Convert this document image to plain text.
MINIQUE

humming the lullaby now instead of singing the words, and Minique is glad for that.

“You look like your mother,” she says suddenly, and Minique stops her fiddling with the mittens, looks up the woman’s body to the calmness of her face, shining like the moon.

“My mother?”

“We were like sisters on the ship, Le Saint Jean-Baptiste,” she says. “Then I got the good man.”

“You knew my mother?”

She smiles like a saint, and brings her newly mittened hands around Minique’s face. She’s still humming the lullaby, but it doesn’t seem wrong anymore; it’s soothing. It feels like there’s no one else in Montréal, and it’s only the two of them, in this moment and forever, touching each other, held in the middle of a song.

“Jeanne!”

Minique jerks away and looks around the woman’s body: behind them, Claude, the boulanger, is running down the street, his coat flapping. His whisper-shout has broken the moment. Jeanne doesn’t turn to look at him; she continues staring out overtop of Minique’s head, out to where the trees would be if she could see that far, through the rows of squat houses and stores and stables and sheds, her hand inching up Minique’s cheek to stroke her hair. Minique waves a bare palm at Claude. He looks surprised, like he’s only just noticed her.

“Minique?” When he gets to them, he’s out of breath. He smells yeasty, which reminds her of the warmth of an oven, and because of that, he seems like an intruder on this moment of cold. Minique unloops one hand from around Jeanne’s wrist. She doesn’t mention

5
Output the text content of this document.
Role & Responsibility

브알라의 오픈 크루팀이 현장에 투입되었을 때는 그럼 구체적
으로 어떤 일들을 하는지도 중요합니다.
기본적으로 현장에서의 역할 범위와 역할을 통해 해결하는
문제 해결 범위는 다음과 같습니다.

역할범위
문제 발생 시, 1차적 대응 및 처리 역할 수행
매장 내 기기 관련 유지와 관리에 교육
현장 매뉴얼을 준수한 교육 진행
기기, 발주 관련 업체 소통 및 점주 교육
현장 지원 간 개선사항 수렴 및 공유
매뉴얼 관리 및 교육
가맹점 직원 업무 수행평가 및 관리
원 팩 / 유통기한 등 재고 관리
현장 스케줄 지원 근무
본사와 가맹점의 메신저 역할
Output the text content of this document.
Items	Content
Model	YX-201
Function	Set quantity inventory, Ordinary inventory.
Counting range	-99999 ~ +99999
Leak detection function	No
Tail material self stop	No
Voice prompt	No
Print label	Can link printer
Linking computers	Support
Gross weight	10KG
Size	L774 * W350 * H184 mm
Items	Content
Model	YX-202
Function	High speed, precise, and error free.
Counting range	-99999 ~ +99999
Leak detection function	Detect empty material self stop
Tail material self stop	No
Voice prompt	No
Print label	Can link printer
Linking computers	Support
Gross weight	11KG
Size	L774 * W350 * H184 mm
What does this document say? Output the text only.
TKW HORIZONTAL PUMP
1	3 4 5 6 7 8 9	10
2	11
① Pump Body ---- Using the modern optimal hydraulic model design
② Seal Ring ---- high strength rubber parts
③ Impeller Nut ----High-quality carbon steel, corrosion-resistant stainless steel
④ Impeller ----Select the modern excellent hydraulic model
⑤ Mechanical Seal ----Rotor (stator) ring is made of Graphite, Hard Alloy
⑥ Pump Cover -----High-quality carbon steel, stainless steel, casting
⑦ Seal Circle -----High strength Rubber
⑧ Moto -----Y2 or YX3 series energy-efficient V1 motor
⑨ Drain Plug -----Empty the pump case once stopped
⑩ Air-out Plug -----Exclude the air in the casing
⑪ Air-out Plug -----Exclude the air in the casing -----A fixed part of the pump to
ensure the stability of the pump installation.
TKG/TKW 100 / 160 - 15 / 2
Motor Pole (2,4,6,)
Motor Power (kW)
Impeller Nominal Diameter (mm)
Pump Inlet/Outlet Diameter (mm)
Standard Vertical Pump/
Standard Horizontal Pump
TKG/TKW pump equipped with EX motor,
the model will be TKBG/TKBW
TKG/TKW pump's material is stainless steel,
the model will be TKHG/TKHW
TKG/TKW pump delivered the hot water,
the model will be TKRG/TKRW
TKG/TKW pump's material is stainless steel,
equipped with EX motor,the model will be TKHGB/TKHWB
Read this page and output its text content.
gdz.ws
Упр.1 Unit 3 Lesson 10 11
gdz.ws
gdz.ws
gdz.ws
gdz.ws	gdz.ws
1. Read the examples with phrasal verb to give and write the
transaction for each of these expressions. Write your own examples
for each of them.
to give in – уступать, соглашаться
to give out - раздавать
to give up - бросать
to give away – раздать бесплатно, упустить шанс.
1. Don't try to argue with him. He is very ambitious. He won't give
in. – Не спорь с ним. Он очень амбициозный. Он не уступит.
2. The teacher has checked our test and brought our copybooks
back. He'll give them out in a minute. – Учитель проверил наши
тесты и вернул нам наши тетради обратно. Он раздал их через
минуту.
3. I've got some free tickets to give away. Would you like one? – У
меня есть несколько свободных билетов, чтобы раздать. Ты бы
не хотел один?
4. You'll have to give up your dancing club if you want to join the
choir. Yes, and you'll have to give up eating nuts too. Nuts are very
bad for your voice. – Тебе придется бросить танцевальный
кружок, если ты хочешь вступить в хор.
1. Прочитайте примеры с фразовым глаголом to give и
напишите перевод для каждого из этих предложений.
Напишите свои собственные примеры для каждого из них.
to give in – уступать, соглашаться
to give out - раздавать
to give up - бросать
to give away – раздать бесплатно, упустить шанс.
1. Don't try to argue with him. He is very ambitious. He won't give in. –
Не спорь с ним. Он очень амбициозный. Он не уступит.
┄┄┄┄┄┄┄┄┄┄┄┄┄┄┄┄┄┄┄┄
Written request: Look for lines containing the string "Gross" and copy them all.

Answer for this exercise:
Gross weight	10KG
Gross weight	11KG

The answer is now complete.